GOAL:
Extract the complete listing and repeat it word for word.

=== MATERIAL FOR THIS EXERCISE ===

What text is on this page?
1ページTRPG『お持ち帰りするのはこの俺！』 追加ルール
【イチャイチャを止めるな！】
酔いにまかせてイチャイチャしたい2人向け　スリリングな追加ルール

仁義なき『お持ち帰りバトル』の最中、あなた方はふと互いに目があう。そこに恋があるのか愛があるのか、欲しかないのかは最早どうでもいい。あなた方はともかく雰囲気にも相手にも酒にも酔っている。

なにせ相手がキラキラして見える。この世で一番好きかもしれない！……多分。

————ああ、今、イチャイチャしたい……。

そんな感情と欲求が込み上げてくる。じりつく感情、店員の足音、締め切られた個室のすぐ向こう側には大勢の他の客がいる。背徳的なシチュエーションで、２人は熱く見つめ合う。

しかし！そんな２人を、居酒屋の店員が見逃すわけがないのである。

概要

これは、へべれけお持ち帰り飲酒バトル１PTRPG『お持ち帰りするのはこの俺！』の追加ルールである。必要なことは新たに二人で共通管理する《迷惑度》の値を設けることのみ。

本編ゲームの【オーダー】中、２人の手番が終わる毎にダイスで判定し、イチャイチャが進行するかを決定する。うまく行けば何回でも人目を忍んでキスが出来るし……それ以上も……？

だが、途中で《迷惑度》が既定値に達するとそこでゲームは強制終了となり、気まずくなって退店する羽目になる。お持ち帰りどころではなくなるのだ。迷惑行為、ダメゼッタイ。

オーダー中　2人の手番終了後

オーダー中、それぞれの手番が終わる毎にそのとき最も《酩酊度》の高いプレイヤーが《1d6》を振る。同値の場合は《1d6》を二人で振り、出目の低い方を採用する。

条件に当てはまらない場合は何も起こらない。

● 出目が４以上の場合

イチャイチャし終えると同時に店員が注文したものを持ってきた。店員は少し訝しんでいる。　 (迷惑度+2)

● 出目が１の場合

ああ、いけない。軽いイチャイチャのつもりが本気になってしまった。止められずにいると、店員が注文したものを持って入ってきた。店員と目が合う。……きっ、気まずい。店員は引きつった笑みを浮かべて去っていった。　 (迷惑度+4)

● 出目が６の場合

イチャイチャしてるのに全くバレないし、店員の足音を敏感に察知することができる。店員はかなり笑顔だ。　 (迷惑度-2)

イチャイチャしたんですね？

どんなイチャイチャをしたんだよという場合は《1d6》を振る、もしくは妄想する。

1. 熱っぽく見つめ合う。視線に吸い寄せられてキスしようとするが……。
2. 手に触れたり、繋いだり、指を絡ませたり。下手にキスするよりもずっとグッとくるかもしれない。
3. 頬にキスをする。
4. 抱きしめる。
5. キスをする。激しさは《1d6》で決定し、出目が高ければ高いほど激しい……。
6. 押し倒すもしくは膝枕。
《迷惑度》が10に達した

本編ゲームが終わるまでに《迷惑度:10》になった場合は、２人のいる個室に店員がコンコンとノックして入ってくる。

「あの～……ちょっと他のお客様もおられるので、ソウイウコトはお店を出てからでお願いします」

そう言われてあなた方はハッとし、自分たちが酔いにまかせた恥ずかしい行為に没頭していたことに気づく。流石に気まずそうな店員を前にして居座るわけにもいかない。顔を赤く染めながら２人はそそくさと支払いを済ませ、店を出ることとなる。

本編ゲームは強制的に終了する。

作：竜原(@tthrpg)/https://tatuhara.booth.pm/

===

OUTPUT:
What text is on this page?
1ページTRPG『お持ち帰りするのはこの俺！』 追加ルール
【イチャイチャを止めるな！】
酔いにまかせてイチャイチャしたい2人向け　スリリングな追加ルール

仁義なき『お持ち帰りバトル』の最中、あなた方はふと互いに目があう。そこに恋があるのか愛があるのか、欲しかないのかは最早どうでもいい。あなた方はともかく雰囲気にも相手にも酒にも酔っている。

なにせ相手がキラキラして見える。この世で一番好きかもしれない！……多分。

————ああ、今、イチャイチャしたい……。

そんな感情と欲求が込み上げてくる。じりつく感情、店員の足音、締め切られた個室のすぐ向こう側には大勢の他の客がいる。背徳的なシチュエーションで、２人は熱く見つめ合う。

しかし！そんな２人を、居酒屋の店員が見逃すわけがないのである。

概要

これは、へべれけお持ち帰り飲酒バトル１PTRPG『お持ち帰りするのはこの俺！』の追加ルールである。必要なことは新たに二人で共通管理する《迷惑度》の値を設けることのみ。

本編ゲームの【オーダー】中、２人の手番が終わる毎にダイスで判定し、イチャイチャが進行するかを決定する。うまく行けば何回でも人目を忍んでキスが出来るし……それ以上も……？

だが、途中で《迷惑度》が既定値に達するとそこでゲームは強制終了となり、気まずくなって退店する羽目になる。お持ち帰りどころではなくなるのだ。迷惑行為、ダメゼッタイ。

オーダー中　2人の手番終了後

オーダー中、それぞれの手番が終わる毎にそのとき最も《酩酊度》の高いプレイヤーが《1d6》を振る。同値の場合は《1d6》を二人で振り、出目の低い方を採用する。

条件に当てはまらない場合は何も起こらない。

● 出目が４以上の場合

イチャイチャし終えると同時に店員が注文したものを持ってきた。店員は少し訝しんでいる。　 (迷惑度+2)

● 出目が１の場合

ああ、いけない。軽いイチャイチャのつもりが本気になってしまった。止められずにいると、店員が注文したものを持って入ってきた。店員と目が合う。……きっ、気まずい。店員は引きつった笑みを浮かべて去っていった。　 (迷惑度+4)

● 出目が６の場合

イチャイチャしてるのに全くバレないし、店員の足音を敏感に察知することができる。店員はかなり笑顔だ。　 (迷惑度-2)

イチャイチャしたんですね？

どんなイチャイチャをしたんだよという場合は《1d6》を振る、もしくは妄想する。

1. 熱っぽく見つめ合う。視線に吸い寄せられてキスしようとするが……。
2. 手に触れたり、繋いだり、指を絡ませたり。下手にキスするよりもずっとグッとくるかもしれない。
3. 頬にキスをする。
4. 抱きしめる。
5. キスをする。激しさは《1d6》で決定し、出目が高ければ高いほど激しい……。
6. 押し倒すもしくは膝枕。
《迷惑度》が10に達した

本編ゲームが終わるまでに《迷惑度:10》になった場合は、２人のいる個室に店員がコンコンとノックして入ってくる。

「あの～……ちょっと他のお客様もおられるので、ソウイウコトはお店を出てからでお願いします」

そう言われてあなた方はハッとし、自分たちが酔いにまかせた恥ずかしい行為に没頭していたことに気づく。流石に気まずそうな店員を前にして居座るわけにもいかない。顔を赤く染めながら２人はそそくさと支払いを済ませ、店を出ることとなる。

本編ゲームは強制的に終了する。

作：竜原(@tthrpg)/https://tatuhara.booth.pm/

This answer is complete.